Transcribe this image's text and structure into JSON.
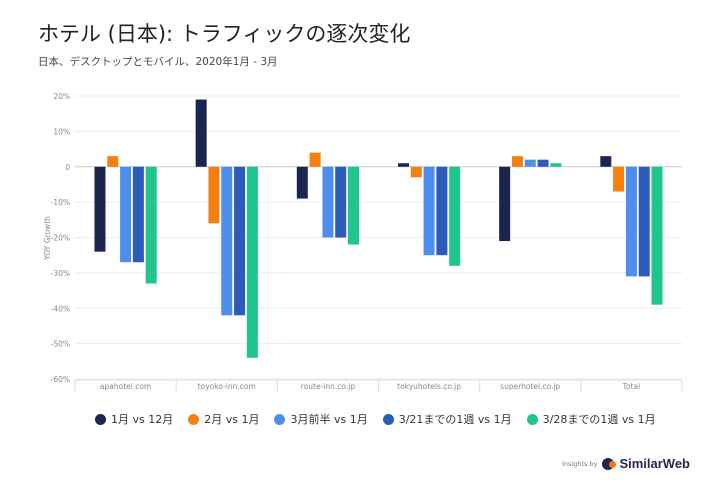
{
  "page": {
    "title": "ホテル (日本): トラフィックの逐次変化",
    "subtitle": "日本、デスクトップとモバイル、2020年1月 - 3月"
  },
  "brand": {
    "insights_text": "Insights by",
    "name": "SimilarWeb"
  },
  "chart_data": {
    "type": "bar",
    "title": "ホテル (日本): トラフィックの逐次変化",
    "subtitle": "日本、デスクトップとモバイル、2020年1月 - 3月",
    "xlabel": "",
    "ylabel": "YOY Growth",
    "ylim": [
      -60,
      20
    ],
    "yticks": [
      20,
      10,
      0,
      -10,
      -20,
      -30,
      -40,
      -50,
      -60
    ],
    "ytick_labels": [
      "20%",
      "10%",
      "0",
      "-10%",
      "-20%",
      "-30%",
      "-40%",
      "-50%",
      "-60%"
    ],
    "grid": true,
    "legend_position": "bottom",
    "categories": [
      "apahotel.com",
      "toyoko-inn.com",
      "route-inn.co.jp",
      "tokyuhotels.co.jp",
      "superhotel.co.jp",
      "Total"
    ],
    "series": [
      {
        "name": "1月 vs 12月",
        "color": "#1b2550",
        "values": [
          -24,
          19,
          -9,
          1,
          -21,
          3
        ]
      },
      {
        "name": "2月 vs 1月",
        "color": "#f5800f",
        "values": [
          3,
          -16,
          4,
          -3,
          3,
          -7
        ]
      },
      {
        "name": "3月前半 vs 1月",
        "color": "#4e8fee",
        "values": [
          -27,
          -42,
          -20,
          -25,
          2,
          -31
        ]
      },
      {
        "name": "3/21までの1週 vs 1月",
        "color": "#2a5cb8",
        "values": [
          -27,
          -42,
          -20,
          -25,
          2,
          -31
        ]
      },
      {
        "name": "3/28までの1週 vs 1月",
        "color": "#1fc48e",
        "values": [
          -33,
          -54,
          -22,
          -28,
          1,
          -39
        ]
      }
    ]
  }
}
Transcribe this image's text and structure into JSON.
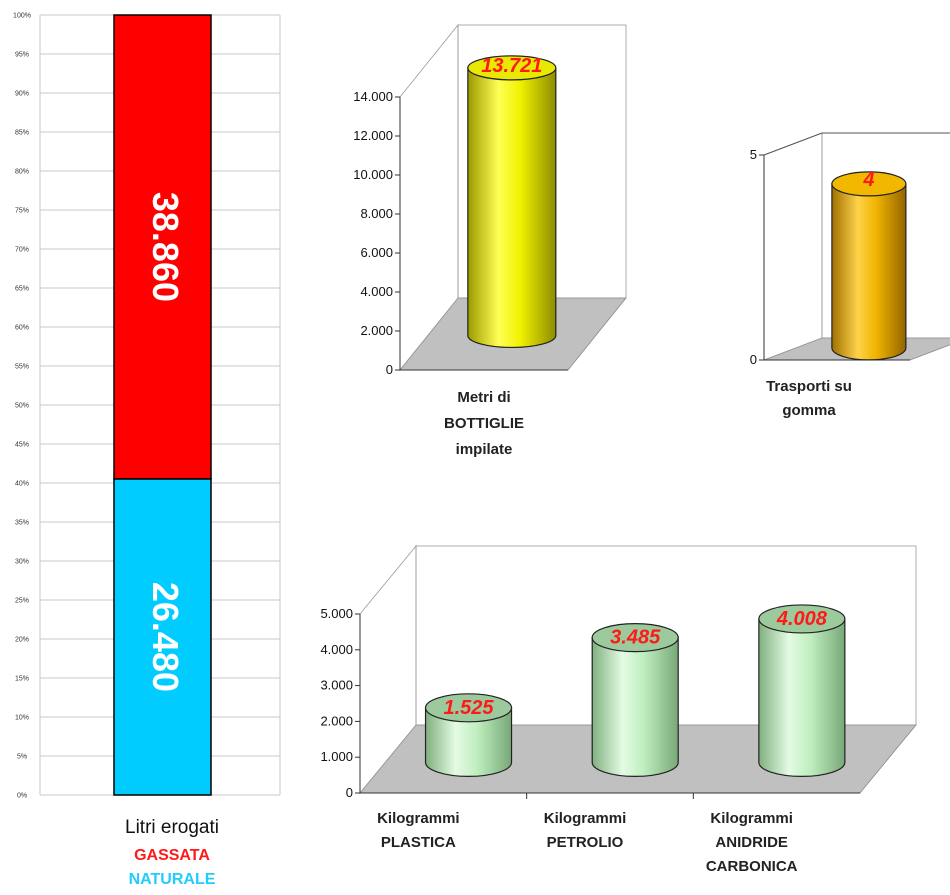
{
  "chart_data": [
    {
      "type": "bar",
      "stacked": "percent",
      "categories": [
        "Litri erogati"
      ],
      "series": [
        {
          "name": "NATURALE",
          "values": [
            26480
          ],
          "color": "#00ccff",
          "label": "26.480"
        },
        {
          "name": "GASSATA",
          "values": [
            38860
          ],
          "color": "#ff0000",
          "label": "38.860"
        }
      ],
      "yticks": [
        "0%",
        "5%",
        "10%",
        "15%",
        "20%",
        "25%",
        "30%",
        "35%",
        "40%",
        "45%",
        "50%",
        "55%",
        "60%",
        "65%",
        "70%",
        "75%",
        "80%",
        "85%",
        "90%",
        "95%",
        "100%"
      ],
      "ylim": [
        0,
        100
      ],
      "grid": true
    },
    {
      "type": "bar",
      "style": "3d-cylinder",
      "categories": [
        "Metri di BOTTIGLIE impilate"
      ],
      "category_lines": [
        "Metri di",
        "BOTTIGLIE",
        "impilate"
      ],
      "values": [
        13721
      ],
      "data_labels": [
        "13.721"
      ],
      "yticks": [
        "0",
        "2.000",
        "4.000",
        "6.000",
        "8.000",
        "10.000",
        "12.000",
        "14.000"
      ],
      "ylim": [
        0,
        14000
      ],
      "color": "#f0f000"
    },
    {
      "type": "bar",
      "style": "3d-cylinder",
      "categories": [
        "Trasporti su gomma"
      ],
      "category_lines": [
        "Trasporti su",
        "gomma"
      ],
      "values": [
        4
      ],
      "data_labels": [
        "4"
      ],
      "yticks": [
        "0",
        "5"
      ],
      "ylim": [
        0,
        5
      ],
      "color": "#f0b400"
    },
    {
      "type": "bar",
      "style": "3d-cylinder",
      "categories": [
        "Kilogrammi PLASTICA",
        "Kilogrammi PETROLIO",
        "Kilogrammi ANIDRIDE CARBONICA"
      ],
      "category_lines": [
        [
          "Kilogrammi",
          "PLASTICA"
        ],
        [
          "Kilogrammi",
          "PETROLIO"
        ],
        [
          "Kilogrammi",
          "ANIDRIDE",
          "CARBONICA"
        ]
      ],
      "values": [
        1525,
        3485,
        4008
      ],
      "data_labels": [
        "1.525",
        "3.485",
        "4.008"
      ],
      "yticks": [
        "0",
        "1.000",
        "2.000",
        "3.000",
        "4.000",
        "5.000"
      ],
      "ylim": [
        0,
        5000
      ],
      "color": "#b8eab8"
    }
  ]
}
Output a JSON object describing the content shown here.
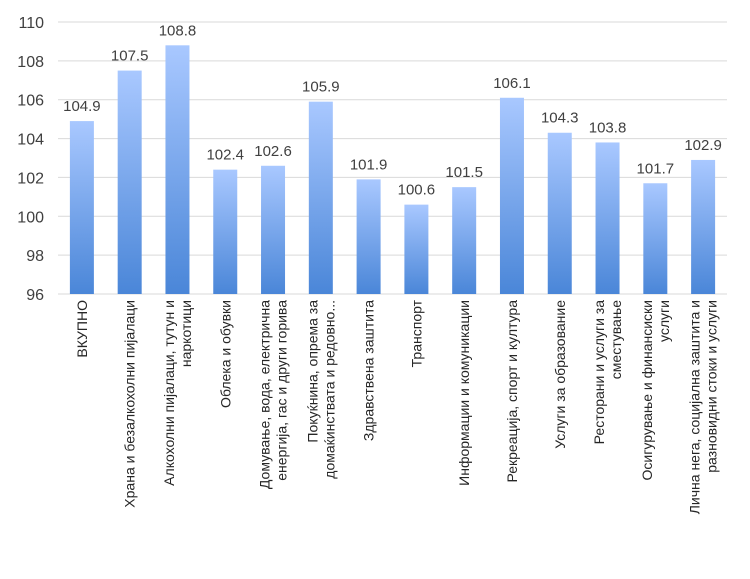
{
  "chart_data": {
    "type": "bar",
    "title": "",
    "xlabel": "",
    "ylabel": "",
    "ylim": [
      96,
      110
    ],
    "yticks": [
      96,
      98,
      100,
      102,
      104,
      106,
      108,
      110
    ],
    "grid": true,
    "legend": "none",
    "bar_color_top": "#a9c8ff",
    "bar_color_bottom": "#4a86d8",
    "categories": [
      [
        "ВКУПНО"
      ],
      [
        "Храна и безалкохолни пијалаци"
      ],
      [
        "Алкохолни пијалаци, тутун и",
        "наркотици"
      ],
      [
        "Облека и обувки"
      ],
      [
        "Домување, вода, електрична",
        "енергија, гас и други горива"
      ],
      [
        "Покуќнина, опрема за",
        "домаќинствата и редовно..."
      ],
      [
        "Здравствена заштита"
      ],
      [
        "Транспорт"
      ],
      [
        "Информации и комуникации"
      ],
      [
        "Рекреација, спорт и култура"
      ],
      [
        "Услуги за образование"
      ],
      [
        "Ресторани и услуги за",
        "сместување"
      ],
      [
        "Осигурување и финансиски",
        "услуги"
      ],
      [
        "Лична нега, социјална заштита и",
        "разновидни стоки и услуги"
      ]
    ],
    "values": [
      104.9,
      107.5,
      108.8,
      102.4,
      102.6,
      105.9,
      101.9,
      100.6,
      101.5,
      106.1,
      104.3,
      103.8,
      101.7,
      102.9
    ],
    "value_labels": [
      "104.9",
      "107.5",
      "108.8",
      "102.4",
      "102.6",
      "105.9",
      "101.9",
      "100.6",
      "101.5",
      "106.1",
      "104.3",
      "103.8",
      "101.7",
      "102.9"
    ]
  }
}
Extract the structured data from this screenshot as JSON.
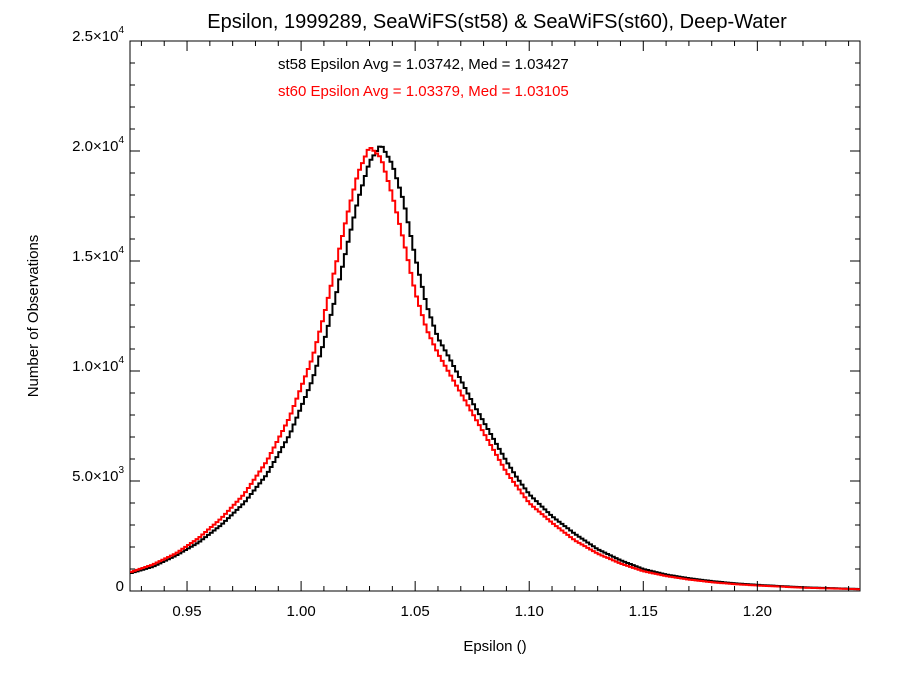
{
  "chart_data": {
    "type": "line",
    "title": "Epsilon, 1999289, SeaWiFS(st58) & SeaWiFS(st60), Deep-Water",
    "xlabel": "Epsilon ()",
    "ylabel": "Number of Observations",
    "xlim": [
      0.925,
      1.245
    ],
    "ylim": [
      0,
      25000
    ],
    "x_ticks": [
      {
        "value": 0.95,
        "label": "0.95"
      },
      {
        "value": 1.0,
        "label": "1.00"
      },
      {
        "value": 1.05,
        "label": "1.05"
      },
      {
        "value": 1.1,
        "label": "1.10"
      },
      {
        "value": 1.15,
        "label": "1.15"
      },
      {
        "value": 1.2,
        "label": "1.20"
      }
    ],
    "y_ticks": [
      {
        "value": 0,
        "mantissa": "0",
        "exponent": ""
      },
      {
        "value": 5000,
        "mantissa": "5.0×10",
        "exponent": "3"
      },
      {
        "value": 10000,
        "mantissa": "1.0×10",
        "exponent": "4"
      },
      {
        "value": 15000,
        "mantissa": "1.5×10",
        "exponent": "4"
      },
      {
        "value": 20000,
        "mantissa": "2.0×10",
        "exponent": "4"
      },
      {
        "value": 25000,
        "mantissa": "2.5×10",
        "exponent": "4"
      }
    ],
    "annotations": [
      {
        "text": "st58 Epsilon Avg = 1.03742, Med = 1.03427",
        "color": "#000000"
      },
      {
        "text": "st60 Epsilon Avg = 1.03379, Med = 1.03105",
        "color": "#ff0000"
      }
    ],
    "series": [
      {
        "color": "#000000",
        "points": [
          [
            0.925,
            800
          ],
          [
            0.935,
            1100
          ],
          [
            0.945,
            1600
          ],
          [
            0.955,
            2200
          ],
          [
            0.965,
            3000
          ],
          [
            0.975,
            4000
          ],
          [
            0.985,
            5300
          ],
          [
            0.995,
            7100
          ],
          [
            1.005,
            9600
          ],
          [
            1.01,
            11300
          ],
          [
            1.015,
            13300
          ],
          [
            1.02,
            15600
          ],
          [
            1.025,
            17800
          ],
          [
            1.03,
            19500
          ],
          [
            1.035,
            20300
          ],
          [
            1.04,
            19400
          ],
          [
            1.045,
            17700
          ],
          [
            1.05,
            15200
          ],
          [
            1.055,
            13000
          ],
          [
            1.06,
            11500
          ],
          [
            1.065,
            10600
          ],
          [
            1.07,
            9600
          ],
          [
            1.075,
            8600
          ],
          [
            1.08,
            7700
          ],
          [
            1.085,
            6800
          ],
          [
            1.09,
            5900
          ],
          [
            1.095,
            5100
          ],
          [
            1.1,
            4400
          ],
          [
            1.11,
            3400
          ],
          [
            1.12,
            2600
          ],
          [
            1.13,
            1900
          ],
          [
            1.14,
            1400
          ],
          [
            1.15,
            1000
          ],
          [
            1.16,
            750
          ],
          [
            1.17,
            580
          ],
          [
            1.18,
            450
          ],
          [
            1.19,
            350
          ],
          [
            1.2,
            280
          ],
          [
            1.22,
            170
          ],
          [
            1.245,
            90
          ]
        ]
      },
      {
        "color": "#ff0000",
        "points": [
          [
            0.925,
            850
          ],
          [
            0.935,
            1200
          ],
          [
            0.945,
            1700
          ],
          [
            0.955,
            2400
          ],
          [
            0.965,
            3300
          ],
          [
            0.975,
            4400
          ],
          [
            0.985,
            5900
          ],
          [
            0.995,
            7900
          ],
          [
            1.005,
            10600
          ],
          [
            1.01,
            12500
          ],
          [
            1.015,
            14700
          ],
          [
            1.02,
            17000
          ],
          [
            1.025,
            19000
          ],
          [
            1.03,
            20200
          ],
          [
            1.035,
            19700
          ],
          [
            1.04,
            18000
          ],
          [
            1.045,
            15900
          ],
          [
            1.05,
            13600
          ],
          [
            1.055,
            11900
          ],
          [
            1.06,
            10800
          ],
          [
            1.065,
            9900
          ],
          [
            1.07,
            9000
          ],
          [
            1.075,
            8100
          ],
          [
            1.08,
            7200
          ],
          [
            1.085,
            6300
          ],
          [
            1.09,
            5400
          ],
          [
            1.095,
            4700
          ],
          [
            1.1,
            4000
          ],
          [
            1.11,
            3100
          ],
          [
            1.12,
            2300
          ],
          [
            1.13,
            1700
          ],
          [
            1.14,
            1250
          ],
          [
            1.15,
            900
          ],
          [
            1.16,
            680
          ],
          [
            1.17,
            520
          ],
          [
            1.18,
            400
          ],
          [
            1.19,
            310
          ],
          [
            1.2,
            250
          ],
          [
            1.22,
            150
          ],
          [
            1.245,
            80
          ]
        ]
      }
    ]
  }
}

* **What is expected**: Count the lines above that contain the word "Metri", and reply with only that number.

* **Task response**: 2